§ **YOUR TASK**:
Please pick out each line in the items below that contains the word "points" and copy those lines in full.
───── STORED RECORDS
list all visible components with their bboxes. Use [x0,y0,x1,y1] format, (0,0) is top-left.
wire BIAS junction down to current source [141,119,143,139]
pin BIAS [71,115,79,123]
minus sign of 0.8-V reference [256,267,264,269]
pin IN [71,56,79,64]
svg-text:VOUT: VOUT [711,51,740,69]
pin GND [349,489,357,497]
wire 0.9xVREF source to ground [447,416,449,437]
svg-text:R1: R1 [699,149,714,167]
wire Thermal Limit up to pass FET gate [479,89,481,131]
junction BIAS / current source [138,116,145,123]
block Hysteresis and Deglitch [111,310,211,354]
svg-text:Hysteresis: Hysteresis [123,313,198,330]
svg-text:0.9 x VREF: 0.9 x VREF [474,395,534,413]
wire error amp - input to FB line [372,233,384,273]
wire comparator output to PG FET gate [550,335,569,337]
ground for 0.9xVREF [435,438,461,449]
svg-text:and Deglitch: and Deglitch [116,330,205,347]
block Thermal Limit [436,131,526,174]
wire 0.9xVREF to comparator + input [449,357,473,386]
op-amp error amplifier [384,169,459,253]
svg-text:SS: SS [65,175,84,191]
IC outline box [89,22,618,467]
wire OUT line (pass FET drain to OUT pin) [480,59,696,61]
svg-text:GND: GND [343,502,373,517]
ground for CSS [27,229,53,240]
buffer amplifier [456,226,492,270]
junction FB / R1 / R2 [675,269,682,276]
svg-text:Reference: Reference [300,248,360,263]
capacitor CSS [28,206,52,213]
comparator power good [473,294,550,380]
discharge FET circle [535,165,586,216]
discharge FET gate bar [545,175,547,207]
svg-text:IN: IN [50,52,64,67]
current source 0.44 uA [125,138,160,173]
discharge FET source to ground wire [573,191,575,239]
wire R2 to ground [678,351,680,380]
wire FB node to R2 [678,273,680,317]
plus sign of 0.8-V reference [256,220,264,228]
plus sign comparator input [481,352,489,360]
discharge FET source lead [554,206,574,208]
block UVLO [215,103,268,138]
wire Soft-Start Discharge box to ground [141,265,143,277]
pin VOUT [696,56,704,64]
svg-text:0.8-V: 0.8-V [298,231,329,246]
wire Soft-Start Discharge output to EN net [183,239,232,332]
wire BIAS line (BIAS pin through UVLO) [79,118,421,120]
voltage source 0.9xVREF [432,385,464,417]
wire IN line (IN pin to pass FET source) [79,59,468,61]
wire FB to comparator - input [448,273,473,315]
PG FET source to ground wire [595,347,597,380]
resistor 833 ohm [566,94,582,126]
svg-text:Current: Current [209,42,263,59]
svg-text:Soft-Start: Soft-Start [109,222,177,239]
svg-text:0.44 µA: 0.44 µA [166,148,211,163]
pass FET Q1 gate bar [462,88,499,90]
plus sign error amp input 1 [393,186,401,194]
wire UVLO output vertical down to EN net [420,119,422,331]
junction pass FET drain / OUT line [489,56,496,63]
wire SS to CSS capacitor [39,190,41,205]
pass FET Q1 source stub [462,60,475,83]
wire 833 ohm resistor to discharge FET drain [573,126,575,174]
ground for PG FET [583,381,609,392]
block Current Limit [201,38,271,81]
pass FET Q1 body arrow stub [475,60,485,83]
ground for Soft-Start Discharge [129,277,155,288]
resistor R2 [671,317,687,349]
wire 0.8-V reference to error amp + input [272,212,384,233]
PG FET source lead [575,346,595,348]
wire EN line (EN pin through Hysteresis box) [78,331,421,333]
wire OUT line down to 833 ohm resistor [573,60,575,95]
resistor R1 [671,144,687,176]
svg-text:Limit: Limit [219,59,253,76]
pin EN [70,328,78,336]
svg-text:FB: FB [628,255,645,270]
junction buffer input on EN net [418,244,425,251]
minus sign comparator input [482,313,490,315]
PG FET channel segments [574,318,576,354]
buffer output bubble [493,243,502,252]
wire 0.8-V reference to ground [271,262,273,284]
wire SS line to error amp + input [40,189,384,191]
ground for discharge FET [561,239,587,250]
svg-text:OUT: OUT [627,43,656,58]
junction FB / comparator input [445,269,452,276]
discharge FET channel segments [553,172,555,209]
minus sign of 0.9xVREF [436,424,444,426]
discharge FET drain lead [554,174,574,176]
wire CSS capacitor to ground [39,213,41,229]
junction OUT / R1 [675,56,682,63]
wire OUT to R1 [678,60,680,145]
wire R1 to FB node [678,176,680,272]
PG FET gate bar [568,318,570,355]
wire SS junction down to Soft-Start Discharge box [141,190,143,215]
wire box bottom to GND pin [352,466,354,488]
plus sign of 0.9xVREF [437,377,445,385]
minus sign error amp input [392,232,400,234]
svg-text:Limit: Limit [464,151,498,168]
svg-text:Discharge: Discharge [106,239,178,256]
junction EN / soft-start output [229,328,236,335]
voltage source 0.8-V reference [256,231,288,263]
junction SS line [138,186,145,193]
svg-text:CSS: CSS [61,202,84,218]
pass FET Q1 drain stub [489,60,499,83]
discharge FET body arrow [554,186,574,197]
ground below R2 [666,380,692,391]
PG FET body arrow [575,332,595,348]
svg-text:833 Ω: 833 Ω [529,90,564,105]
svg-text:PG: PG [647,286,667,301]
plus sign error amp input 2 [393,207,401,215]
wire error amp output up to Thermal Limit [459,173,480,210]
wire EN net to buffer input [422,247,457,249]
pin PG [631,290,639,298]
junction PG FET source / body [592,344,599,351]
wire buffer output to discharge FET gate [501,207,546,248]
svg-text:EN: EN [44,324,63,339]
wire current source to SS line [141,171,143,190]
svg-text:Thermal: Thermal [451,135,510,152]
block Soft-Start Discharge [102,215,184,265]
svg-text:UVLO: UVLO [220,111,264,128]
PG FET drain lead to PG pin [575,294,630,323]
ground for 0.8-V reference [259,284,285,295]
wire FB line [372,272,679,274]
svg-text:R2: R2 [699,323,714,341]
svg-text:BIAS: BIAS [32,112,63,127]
──────────
───── STORED RECORDS
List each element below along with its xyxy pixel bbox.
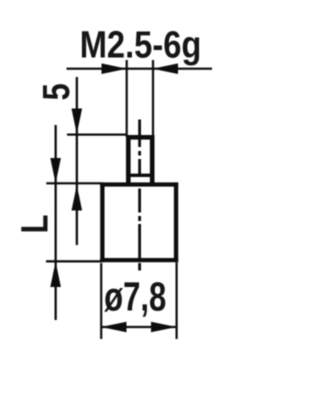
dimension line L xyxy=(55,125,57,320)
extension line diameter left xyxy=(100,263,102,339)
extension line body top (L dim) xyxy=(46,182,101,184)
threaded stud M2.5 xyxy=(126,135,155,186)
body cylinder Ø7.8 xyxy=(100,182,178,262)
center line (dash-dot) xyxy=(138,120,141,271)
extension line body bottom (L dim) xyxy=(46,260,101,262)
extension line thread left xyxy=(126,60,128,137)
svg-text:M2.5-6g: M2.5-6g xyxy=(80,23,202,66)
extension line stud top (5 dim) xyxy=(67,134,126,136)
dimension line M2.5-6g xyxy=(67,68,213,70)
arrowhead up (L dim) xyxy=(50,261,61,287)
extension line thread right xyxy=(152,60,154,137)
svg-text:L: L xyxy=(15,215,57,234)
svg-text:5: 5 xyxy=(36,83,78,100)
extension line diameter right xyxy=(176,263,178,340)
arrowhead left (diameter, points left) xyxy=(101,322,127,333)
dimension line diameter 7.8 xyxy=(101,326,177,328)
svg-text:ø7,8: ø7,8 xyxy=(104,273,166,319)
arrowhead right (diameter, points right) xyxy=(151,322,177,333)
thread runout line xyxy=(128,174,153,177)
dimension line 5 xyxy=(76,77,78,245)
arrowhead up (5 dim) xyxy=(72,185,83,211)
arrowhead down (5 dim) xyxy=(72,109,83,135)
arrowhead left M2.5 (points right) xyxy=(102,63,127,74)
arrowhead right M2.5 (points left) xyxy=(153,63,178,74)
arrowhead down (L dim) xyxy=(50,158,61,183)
──────────
───── STORED RECORDS
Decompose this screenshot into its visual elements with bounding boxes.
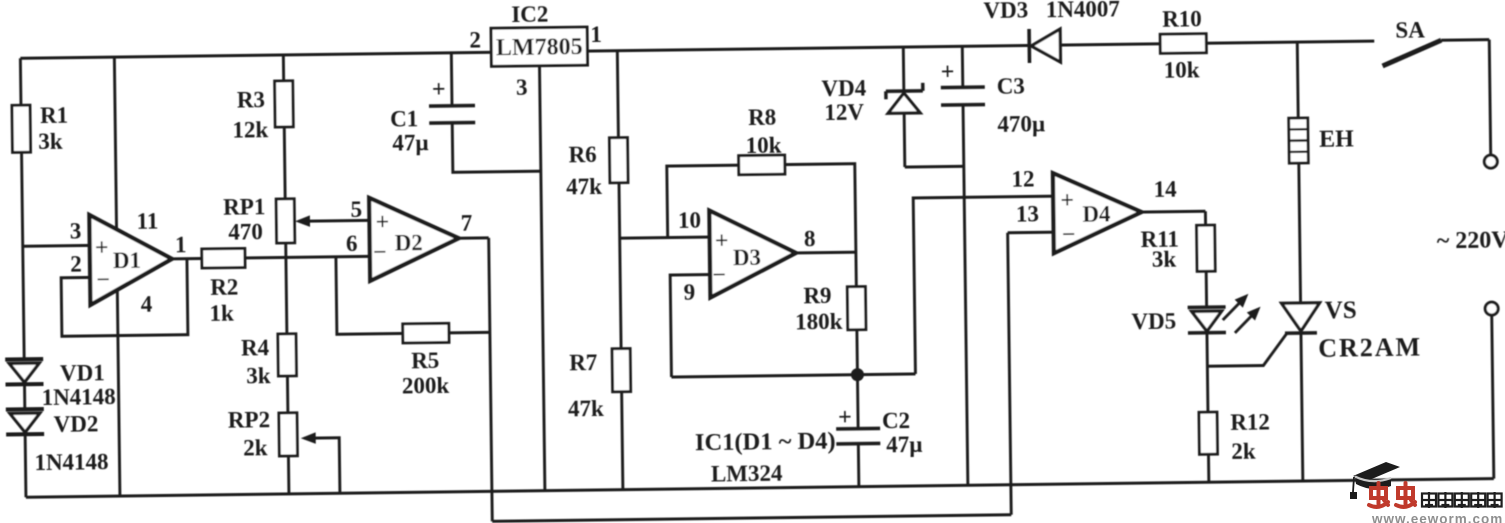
──────────
§ **CORRECT OUTPUT**:
arrowhead left (diameter, points left) xyxy=(101,322,127,333)
arrowhead right (diameter, points right) xyxy=(151,322,177,333)
arrowhead left M2.5 (points right) xyxy=(102,63,127,74)
arrowhead right M2.5 (points left) xyxy=(153,63,178,74)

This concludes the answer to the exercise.